# START OF Provided material
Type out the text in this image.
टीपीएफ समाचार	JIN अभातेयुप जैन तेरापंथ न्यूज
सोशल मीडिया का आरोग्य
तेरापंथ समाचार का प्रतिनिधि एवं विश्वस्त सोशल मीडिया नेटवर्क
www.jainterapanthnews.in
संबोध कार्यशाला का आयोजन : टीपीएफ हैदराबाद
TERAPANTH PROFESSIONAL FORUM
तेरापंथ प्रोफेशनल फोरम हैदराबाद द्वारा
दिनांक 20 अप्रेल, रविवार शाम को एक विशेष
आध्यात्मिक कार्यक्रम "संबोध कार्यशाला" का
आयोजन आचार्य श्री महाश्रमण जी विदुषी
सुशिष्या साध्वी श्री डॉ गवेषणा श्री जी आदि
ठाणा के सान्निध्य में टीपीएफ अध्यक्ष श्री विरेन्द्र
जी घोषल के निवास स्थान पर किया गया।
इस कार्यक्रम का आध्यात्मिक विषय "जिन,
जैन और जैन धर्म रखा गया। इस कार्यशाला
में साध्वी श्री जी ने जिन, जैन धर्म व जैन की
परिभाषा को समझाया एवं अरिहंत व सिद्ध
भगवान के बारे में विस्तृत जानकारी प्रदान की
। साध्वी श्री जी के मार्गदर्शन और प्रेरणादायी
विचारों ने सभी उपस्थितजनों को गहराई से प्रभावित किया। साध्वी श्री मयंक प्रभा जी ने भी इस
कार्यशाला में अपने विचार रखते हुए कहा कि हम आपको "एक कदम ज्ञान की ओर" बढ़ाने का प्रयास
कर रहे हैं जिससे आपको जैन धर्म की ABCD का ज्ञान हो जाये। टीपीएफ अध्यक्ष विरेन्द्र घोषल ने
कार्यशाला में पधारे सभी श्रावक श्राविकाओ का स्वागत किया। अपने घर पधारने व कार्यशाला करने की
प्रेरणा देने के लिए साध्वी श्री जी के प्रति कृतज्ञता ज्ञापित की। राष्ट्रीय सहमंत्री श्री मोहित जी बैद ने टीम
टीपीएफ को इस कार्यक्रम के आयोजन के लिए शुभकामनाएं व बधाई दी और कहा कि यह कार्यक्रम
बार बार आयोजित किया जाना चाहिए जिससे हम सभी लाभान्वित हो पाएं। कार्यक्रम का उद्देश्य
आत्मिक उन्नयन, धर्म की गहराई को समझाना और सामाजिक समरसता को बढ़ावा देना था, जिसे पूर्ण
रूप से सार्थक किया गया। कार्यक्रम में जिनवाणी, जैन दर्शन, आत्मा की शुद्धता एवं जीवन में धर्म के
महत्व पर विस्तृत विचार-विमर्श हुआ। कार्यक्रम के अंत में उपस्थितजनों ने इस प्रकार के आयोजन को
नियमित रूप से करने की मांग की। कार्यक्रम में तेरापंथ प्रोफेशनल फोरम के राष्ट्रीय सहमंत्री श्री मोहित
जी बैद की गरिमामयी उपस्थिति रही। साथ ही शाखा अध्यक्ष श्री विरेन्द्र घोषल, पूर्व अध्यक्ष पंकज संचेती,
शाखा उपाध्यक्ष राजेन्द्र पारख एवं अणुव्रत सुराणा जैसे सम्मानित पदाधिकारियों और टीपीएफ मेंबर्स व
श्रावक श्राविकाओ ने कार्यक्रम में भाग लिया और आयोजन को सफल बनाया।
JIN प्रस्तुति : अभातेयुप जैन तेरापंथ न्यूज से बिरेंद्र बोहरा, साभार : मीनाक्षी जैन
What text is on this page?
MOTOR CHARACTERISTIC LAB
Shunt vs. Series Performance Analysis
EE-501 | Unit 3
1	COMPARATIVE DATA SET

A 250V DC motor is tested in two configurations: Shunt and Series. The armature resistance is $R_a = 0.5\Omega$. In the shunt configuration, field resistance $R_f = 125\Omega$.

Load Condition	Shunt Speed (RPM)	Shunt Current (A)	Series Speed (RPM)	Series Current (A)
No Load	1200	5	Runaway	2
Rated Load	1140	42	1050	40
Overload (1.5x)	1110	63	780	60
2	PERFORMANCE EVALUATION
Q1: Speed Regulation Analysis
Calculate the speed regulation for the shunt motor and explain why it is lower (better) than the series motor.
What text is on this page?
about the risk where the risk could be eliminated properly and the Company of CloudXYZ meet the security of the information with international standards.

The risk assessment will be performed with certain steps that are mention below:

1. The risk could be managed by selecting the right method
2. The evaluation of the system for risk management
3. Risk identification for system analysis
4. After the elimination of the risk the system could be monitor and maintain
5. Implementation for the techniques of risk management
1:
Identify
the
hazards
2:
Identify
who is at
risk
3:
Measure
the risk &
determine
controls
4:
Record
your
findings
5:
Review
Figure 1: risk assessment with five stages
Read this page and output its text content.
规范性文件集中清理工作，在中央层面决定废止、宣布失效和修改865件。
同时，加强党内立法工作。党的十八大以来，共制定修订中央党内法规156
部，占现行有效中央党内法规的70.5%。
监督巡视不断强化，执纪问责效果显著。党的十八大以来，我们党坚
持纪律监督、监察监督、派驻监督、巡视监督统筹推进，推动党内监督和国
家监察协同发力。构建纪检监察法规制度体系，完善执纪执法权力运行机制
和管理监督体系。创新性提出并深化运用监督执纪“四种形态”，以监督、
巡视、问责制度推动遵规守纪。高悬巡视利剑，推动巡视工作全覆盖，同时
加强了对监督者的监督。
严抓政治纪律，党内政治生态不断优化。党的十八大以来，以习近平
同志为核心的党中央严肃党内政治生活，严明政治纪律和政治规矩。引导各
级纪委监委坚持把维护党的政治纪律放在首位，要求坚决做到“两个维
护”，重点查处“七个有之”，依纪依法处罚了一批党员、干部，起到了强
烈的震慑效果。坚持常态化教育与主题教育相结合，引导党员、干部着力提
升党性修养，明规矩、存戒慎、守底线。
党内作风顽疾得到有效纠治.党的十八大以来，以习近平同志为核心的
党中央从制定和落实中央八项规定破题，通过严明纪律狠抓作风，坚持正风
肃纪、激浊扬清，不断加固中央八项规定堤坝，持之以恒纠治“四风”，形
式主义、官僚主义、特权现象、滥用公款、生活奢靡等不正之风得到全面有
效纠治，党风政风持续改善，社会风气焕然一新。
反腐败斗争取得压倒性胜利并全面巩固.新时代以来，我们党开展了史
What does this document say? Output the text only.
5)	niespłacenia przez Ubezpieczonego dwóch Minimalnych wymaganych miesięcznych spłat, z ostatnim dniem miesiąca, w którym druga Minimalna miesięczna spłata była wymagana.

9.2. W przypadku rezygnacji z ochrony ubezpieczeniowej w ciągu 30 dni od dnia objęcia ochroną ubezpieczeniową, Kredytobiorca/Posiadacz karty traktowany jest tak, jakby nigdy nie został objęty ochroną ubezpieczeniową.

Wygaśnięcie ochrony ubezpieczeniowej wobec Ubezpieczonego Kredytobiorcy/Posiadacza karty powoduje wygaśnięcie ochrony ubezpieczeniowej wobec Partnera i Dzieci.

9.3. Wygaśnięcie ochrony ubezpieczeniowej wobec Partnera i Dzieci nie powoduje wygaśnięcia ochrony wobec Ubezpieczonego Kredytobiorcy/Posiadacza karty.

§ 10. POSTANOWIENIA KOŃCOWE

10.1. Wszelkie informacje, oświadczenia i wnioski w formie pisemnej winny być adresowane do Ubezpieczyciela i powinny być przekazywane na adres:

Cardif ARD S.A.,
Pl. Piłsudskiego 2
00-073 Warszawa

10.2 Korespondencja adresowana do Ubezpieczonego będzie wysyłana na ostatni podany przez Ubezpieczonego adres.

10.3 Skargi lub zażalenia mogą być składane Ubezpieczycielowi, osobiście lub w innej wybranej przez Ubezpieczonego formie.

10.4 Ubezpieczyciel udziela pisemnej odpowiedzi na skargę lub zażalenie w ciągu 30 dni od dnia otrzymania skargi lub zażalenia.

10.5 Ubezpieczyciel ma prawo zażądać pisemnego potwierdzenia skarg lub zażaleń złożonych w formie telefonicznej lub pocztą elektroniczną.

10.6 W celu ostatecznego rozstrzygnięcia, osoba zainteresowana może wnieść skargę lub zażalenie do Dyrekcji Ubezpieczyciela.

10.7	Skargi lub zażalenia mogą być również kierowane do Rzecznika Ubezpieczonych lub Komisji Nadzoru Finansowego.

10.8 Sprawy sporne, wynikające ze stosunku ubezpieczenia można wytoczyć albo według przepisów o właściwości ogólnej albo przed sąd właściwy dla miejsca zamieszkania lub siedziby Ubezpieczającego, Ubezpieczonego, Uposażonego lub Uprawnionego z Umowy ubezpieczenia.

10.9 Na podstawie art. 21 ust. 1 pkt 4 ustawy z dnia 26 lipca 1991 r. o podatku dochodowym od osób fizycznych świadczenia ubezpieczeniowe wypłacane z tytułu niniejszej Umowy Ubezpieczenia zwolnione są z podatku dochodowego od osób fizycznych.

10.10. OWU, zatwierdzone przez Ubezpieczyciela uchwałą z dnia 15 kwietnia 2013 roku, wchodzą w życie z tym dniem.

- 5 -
# END OF Provided material
_Do this:_ What is the number of lines in the data that hold the string "Kredytobiorcy"? Answer with the number only.

_Task response:_ 2